#### The exercise:
Copy every line, leaving nothing out and adding nothing.

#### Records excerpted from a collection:
— START —

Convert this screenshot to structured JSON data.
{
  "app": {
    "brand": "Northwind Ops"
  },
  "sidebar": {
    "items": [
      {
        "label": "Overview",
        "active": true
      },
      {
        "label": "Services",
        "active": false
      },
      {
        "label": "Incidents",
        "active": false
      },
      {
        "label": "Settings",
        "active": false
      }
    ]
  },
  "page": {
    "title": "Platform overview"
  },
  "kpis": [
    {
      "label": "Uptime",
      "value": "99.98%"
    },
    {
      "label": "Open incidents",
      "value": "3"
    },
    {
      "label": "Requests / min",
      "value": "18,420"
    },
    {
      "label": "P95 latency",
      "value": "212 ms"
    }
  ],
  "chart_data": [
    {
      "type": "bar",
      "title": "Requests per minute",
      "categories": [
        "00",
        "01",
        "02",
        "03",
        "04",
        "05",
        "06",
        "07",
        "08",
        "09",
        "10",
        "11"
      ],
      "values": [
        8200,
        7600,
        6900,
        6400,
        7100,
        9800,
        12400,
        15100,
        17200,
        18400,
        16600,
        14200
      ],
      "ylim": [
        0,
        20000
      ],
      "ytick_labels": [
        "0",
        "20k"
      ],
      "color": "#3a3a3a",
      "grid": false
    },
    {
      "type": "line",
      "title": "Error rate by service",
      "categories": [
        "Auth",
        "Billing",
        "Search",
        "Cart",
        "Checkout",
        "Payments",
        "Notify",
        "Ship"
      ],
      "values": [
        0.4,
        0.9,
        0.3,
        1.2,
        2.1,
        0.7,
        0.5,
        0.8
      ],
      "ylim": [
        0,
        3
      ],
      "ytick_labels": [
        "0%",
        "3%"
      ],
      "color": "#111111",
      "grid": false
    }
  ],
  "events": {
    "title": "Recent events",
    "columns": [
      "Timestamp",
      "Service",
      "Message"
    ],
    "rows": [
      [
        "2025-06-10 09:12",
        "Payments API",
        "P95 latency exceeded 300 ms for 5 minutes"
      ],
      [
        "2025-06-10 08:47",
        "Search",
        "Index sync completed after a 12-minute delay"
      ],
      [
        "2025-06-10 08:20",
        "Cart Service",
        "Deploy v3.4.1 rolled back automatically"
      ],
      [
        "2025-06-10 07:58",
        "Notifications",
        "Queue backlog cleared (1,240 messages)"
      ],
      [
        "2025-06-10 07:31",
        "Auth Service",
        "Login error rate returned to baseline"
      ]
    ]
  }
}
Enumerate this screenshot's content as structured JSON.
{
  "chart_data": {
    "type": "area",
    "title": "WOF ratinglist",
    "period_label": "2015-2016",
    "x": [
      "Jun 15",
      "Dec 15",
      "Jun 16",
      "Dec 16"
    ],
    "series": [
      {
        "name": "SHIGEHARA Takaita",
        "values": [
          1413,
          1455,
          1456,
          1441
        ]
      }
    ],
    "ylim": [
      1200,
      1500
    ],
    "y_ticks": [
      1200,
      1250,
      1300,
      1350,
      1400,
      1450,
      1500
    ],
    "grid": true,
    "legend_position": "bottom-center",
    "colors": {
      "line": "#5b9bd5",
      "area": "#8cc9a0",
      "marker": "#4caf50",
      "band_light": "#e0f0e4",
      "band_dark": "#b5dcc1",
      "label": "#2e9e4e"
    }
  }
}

— END —

#### Result of this task:
Convert this screenshot to structured JSON data.
{
  "app": {
    "brand": "Northwind Ops"
  },
  "sidebar": {
    "items": [
      {
        "label": "Overview",
        "active": true
      },
      {
        "label": "Services",
        "active": false
      },
      {
        "label": "Incidents",
        "active": false
      },
      {
        "label": "Settings",
        "active": false
      }
    ]
  },
  "page": {
    "title": "Platform overview"
  },
  "kpis": [
    {
      "label": "Uptime",
      "value": "99.98%"
    },
    {
      "label": "Open incidents",
      "value": "3"
    },
    {
      "label": "Requests / min",
      "value": "18,420"
    },
    {
      "label": "P95 latency",
      "value": "212 ms"
    }
  ],
  "chart_data": [
    {
      "type": "bar",
      "title": "Requests per minute",
      "categories": [
        "00",
        "01",
        "02",
        "03",
        "04",
        "05",
        "06",
        "07",
        "08",
        "09",
        "10",
        "11"
      ],
      "values": [
        8200,
        7600,
        6900,
        6400,
        7100,
        9800,
        12400,
        15100,
        17200,
        18400,
        16600,
        14200
      ],
      "ylim": [
        0,
        20000
      ],
      "ytick_labels": [
        "0",
        "20k"
      ],
      "color": "#3a3a3a",
      "grid": false
    },
    {
      "type": "line",
      "title": "Error rate by service",
      "categories": [
        "Auth",
        "Billing",
        "Search",
        "Cart",
        "Checkout",
        "Payments",
        "Notify",
        "Ship"
      ],
      "values": [
        0.4,
        0.9,
        0.3,
        1.2,
        2.1,
        0.7,
        0.5,
        0.8
      ],
      "ylim": [
        0,
        3
      ],
      "ytick_labels": [
        "0%",
        "3%"
      ],
      "color": "#111111",
      "grid": false
    }
  ],
  "events": {
    "title": "Recent events",
    "columns": [
      "Timestamp",
      "Service",
      "Message"
    ],
    "rows": [
      [
        "2025-06-10 09:12",
        "Payments API",
        "P95 latency exceeded 300 ms for 5 minutes"
      ],
      [
        "2025-06-10 08:47",
        "Search",
        "Index sync completed after a 12-minute delay"
      ],
      [
        "2025-06-10 08:20",
        "Cart Service",
        "Deploy v3.4.1 rolled back automatically"
      ],
      [
        "2025-06-10 07:58",
        "Notifications",
        "Queue backlog cleared (1,240 messages)"
      ],
      [
        "2025-06-10 07:31",
        "Auth Service",
        "Login error rate returned to baseline"
      ]
    ]
  }
}
Enumerate this screenshot's content as structured JSON.
{
  "chart_data": {
    "type": "area",
    "title": "WOF ratinglist",
    "period_label": "2015-2016",
    "x": [
      "Jun 15",
      "Dec 15",
      "Jun 16",
      "Dec 16"
    ],
    "series": [
      {
        "name": "SHIGEHARA Takaita",
        "values": [
          1413,
          1455,
          1456,
          1441
        ]
      }
    ],
    "ylim": [
      1200,
      1500
    ],
    "y_ticks": [
      1200,
      1250,
      1300,
      1350,
      1400,
      1450,
      1500
    ],
    "grid": true,
    "legend_position": "bottom-center",
    "colors": {
      "line": "#5b9bd5",
      "area": "#8cc9a0",
      "marker": "#4caf50",
      "band_light": "#e0f0e4",
      "band_dark": "#b5dcc1",
      "label": "#2e9e4e"
    }
  }
}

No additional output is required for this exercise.